### Recorded information:

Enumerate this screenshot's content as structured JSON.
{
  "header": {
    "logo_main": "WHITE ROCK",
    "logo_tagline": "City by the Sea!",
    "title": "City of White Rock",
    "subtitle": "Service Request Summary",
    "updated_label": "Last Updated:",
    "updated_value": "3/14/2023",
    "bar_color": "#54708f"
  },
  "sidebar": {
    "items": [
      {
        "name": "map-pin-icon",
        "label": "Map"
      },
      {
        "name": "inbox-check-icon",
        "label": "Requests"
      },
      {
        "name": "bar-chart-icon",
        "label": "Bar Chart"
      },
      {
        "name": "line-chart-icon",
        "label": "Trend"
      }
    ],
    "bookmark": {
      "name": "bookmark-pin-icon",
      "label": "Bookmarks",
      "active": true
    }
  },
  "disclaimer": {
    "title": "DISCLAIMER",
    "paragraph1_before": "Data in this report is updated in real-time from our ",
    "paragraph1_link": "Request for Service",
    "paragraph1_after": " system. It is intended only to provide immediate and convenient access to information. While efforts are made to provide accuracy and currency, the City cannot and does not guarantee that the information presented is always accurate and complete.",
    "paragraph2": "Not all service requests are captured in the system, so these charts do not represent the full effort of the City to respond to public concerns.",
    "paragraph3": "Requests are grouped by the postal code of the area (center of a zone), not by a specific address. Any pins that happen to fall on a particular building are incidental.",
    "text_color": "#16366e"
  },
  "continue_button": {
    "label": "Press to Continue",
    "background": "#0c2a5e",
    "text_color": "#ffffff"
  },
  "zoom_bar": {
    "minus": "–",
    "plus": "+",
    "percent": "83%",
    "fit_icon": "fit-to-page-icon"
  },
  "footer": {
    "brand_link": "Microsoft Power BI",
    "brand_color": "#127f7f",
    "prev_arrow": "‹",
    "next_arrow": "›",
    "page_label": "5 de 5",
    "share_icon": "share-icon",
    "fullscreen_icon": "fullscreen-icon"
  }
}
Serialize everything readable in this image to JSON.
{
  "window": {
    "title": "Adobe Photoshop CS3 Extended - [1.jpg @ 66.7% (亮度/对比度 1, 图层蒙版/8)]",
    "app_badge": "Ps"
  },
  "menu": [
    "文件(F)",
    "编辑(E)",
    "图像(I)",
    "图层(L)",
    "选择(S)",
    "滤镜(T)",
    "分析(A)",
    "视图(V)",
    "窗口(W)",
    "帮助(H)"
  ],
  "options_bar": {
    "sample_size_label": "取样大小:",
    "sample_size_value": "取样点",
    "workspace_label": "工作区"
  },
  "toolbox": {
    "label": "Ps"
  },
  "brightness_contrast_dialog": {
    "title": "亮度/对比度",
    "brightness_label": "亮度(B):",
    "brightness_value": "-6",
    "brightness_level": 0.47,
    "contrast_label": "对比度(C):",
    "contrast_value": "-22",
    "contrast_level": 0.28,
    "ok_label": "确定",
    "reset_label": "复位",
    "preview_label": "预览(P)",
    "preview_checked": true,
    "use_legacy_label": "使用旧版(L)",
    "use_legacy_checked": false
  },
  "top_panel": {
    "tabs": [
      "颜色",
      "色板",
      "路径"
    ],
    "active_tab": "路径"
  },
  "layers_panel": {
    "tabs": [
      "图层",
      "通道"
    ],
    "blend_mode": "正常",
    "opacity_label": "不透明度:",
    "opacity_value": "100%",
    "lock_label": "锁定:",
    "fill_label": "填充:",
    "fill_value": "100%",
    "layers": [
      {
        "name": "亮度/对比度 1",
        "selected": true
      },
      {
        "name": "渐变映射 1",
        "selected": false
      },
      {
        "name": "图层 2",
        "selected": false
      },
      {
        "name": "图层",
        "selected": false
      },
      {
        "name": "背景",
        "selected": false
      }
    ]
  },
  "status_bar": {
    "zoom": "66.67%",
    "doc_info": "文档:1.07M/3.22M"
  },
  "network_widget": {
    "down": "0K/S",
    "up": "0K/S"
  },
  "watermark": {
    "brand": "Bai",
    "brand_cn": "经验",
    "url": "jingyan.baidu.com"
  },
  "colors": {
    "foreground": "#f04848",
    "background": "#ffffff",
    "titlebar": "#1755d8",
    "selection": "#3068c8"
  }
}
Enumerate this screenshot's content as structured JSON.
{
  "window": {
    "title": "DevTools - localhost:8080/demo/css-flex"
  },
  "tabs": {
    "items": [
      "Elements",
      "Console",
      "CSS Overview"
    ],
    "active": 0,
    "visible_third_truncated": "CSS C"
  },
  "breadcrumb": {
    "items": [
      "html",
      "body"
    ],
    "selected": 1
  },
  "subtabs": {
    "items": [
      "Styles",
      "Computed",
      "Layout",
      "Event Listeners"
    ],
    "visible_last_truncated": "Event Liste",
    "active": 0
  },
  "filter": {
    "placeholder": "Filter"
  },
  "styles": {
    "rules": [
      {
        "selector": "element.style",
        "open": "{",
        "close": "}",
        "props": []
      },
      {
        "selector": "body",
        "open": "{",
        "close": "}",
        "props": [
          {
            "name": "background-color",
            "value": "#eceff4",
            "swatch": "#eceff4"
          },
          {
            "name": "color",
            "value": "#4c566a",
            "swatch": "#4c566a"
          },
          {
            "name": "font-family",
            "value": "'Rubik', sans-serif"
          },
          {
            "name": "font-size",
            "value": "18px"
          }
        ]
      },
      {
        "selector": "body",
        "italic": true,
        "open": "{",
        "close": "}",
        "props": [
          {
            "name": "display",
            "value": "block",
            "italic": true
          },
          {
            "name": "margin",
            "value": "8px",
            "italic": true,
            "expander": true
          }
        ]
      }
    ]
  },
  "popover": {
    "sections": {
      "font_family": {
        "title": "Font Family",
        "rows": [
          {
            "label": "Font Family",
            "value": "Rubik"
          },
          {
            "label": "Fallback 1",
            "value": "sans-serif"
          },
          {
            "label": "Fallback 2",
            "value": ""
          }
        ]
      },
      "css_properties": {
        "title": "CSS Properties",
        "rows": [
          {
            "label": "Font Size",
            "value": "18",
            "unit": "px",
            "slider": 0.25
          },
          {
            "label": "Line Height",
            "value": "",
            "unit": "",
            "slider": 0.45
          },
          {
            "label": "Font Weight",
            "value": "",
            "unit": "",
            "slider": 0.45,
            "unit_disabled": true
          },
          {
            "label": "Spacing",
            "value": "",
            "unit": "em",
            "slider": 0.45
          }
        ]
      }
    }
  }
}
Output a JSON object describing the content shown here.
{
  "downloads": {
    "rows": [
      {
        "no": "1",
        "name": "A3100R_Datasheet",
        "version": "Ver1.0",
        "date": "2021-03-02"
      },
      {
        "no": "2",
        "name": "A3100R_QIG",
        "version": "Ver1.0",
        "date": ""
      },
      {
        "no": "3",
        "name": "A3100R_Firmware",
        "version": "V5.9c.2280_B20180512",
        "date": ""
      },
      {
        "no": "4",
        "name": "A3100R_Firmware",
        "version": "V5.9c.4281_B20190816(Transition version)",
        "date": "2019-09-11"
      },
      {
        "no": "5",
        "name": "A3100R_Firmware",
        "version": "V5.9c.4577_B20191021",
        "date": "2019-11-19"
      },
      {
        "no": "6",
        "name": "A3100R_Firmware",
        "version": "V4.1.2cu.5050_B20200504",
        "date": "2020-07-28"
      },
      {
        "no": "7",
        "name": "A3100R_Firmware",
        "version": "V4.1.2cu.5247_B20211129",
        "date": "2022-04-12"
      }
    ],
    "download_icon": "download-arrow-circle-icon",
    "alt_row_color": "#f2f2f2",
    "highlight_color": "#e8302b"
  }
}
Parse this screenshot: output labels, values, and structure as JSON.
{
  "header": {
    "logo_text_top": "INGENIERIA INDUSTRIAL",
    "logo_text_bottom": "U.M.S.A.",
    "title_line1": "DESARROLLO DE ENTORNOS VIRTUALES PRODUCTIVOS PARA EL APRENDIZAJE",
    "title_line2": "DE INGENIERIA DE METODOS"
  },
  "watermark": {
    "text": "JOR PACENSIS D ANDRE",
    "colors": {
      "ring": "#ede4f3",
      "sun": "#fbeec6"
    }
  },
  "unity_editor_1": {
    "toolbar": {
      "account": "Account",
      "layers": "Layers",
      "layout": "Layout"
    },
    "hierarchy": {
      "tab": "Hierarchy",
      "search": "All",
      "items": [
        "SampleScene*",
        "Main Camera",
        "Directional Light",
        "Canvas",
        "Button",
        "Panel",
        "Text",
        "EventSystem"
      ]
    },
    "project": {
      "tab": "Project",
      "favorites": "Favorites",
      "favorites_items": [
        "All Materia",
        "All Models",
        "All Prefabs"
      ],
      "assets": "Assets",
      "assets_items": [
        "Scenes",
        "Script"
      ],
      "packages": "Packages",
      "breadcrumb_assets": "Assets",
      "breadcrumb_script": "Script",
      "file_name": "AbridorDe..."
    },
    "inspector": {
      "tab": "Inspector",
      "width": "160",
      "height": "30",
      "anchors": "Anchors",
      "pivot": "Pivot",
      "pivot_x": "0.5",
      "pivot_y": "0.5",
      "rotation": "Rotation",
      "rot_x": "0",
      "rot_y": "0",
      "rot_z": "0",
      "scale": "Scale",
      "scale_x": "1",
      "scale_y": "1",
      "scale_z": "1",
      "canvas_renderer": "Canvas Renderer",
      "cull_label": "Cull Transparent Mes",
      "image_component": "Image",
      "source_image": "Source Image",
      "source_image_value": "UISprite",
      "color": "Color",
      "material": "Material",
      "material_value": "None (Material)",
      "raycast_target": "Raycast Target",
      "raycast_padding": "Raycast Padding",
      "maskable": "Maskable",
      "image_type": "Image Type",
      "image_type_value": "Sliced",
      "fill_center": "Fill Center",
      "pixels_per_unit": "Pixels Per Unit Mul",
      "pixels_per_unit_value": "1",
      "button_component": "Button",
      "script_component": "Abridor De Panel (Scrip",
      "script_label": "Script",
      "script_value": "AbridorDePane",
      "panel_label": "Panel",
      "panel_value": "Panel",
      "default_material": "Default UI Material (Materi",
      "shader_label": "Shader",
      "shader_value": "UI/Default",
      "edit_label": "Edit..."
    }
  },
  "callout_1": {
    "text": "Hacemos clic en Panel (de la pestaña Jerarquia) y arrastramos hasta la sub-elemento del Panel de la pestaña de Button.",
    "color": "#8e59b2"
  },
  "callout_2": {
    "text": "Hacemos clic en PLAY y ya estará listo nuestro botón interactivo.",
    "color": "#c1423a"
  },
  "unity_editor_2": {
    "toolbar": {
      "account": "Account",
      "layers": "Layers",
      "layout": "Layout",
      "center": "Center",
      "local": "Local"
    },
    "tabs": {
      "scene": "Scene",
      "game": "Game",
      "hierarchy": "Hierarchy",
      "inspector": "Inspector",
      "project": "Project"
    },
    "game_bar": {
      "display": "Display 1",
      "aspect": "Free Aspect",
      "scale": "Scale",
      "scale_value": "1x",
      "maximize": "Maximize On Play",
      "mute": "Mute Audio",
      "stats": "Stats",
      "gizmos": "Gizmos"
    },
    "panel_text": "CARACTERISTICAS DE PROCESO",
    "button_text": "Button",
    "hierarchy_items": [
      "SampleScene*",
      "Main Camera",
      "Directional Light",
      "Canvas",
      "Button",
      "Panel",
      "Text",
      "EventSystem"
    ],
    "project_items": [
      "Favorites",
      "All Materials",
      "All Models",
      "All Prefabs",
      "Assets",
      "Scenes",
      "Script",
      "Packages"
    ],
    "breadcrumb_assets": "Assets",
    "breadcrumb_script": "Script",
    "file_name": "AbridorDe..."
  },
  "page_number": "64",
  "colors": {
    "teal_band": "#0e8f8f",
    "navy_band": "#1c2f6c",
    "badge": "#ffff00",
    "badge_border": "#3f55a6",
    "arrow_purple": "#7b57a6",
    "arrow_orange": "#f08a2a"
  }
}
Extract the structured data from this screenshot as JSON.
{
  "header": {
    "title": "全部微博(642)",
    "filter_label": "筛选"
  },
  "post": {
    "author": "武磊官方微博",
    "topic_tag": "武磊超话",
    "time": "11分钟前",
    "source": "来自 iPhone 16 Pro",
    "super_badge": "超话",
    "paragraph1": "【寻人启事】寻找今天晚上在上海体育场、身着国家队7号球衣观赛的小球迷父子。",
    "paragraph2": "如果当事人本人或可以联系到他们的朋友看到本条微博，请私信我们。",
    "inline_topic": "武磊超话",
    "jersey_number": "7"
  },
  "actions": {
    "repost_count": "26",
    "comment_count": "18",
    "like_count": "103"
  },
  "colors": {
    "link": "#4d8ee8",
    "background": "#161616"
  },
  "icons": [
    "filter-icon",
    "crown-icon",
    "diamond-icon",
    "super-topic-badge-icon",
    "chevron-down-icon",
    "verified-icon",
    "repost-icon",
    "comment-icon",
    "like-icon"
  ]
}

### Task objective:
Count the lines in the records above that hold the word "time", and give only that number.

### Worked answer:
2